[QUOTED PASSAGE]:
[Qemu-block] [PATCH RFC 17/22] block/pcache: skip readahead for non-sequ

qemu-block

[Date Prev][Date Next][Thread Prev][Thread Next][Date Index][Thread Index]

[Qemu-block] [PATCH RFC 17/22] block/pcache: skip readahead for non-sequ

From:	Pavel Butsykin
Subject:	[Qemu-block] [PATCH RFC 17/22] block/pcache: skip readahead for non-sequential requests
Date:	Thu, 25 Aug 2016 16:44:16 +0300

When randomly reading data will be a lot of readahead, resulting in a loss of
productivity. In order to avoid added checking the requests line before
making the readahead. It also makes no sense to cache new requests,
because a cache hit on this data is very unlikely.

Signed-off-by: Pavel Butsykin <address@hidden>
---
 block/pcache.c | 141 +++++++++++++++++++++++++++++++++++++++++++++++++++++++--
 1 file changed, 138 insertions(+), 3 deletions(-)

diff --git a/block/pcache.c b/block/pcache.c
index ae7ac8d..7a317fc 100644
--- a/block/pcache.c
+++ b/block/pcache.c
@@ -73,6 +73,10 @@ typedef struct PCNode {
     CoMutex                  lock;
 } PCNode;
 
+typedef struct LRNode {
+    BlockNode cm;
+} LRNode;
+
 typedef struct ReqStor {
     struct {
         struct RbRoot root;
@@ -91,10 +95,12 @@ typedef struct BDRVPCacheState {
     BlockDriverState **bs;
 
     ReqStor pcache;
+    ReqStor lreq;
 
     struct {
         uint32_t cache_size;
         uint32_t readahead_size;
+        uint32_t lreq_pool_size;
     } cfg;
 
 #ifdef PCACHE_DEBUG
@@ -166,6 +172,7 @@ static QemuOptsList runtime_opts = {
 #define MB_BITS 20
 #define PCACHE_DEFAULT_CACHE_SIZE (4 << MB_BITS)
 #define PCACHE_DEFAULT_READAHEAD_SIZE (128 << KB_BITS)
+#define PCACHE_DEFAULT_POOL_STAT_SIZE (1 << MB_BITS)

[SOURCE EXCERPT]:
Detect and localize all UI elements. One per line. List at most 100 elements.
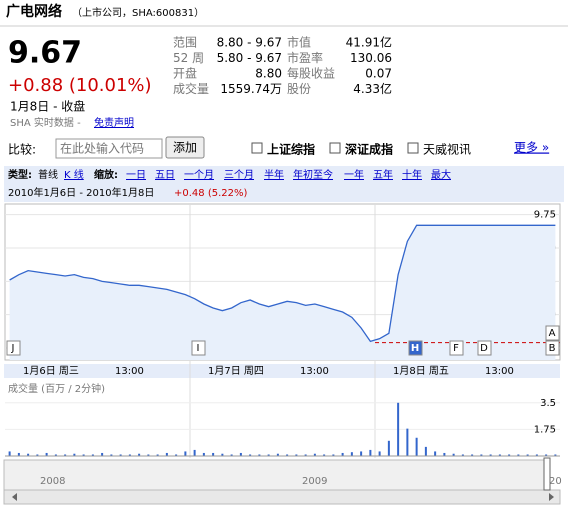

[SHORT TASK]: List every macro name that a #define line defines in the pcache patch's diff.

[TASK ANSWER]: MB_BITS, PCACHE_DEFAULT_CACHE_SIZE, PCACHE_DEFAULT_READAHEAD_SIZE, PCACHE_DEFAULT_POOL_STAT_SIZE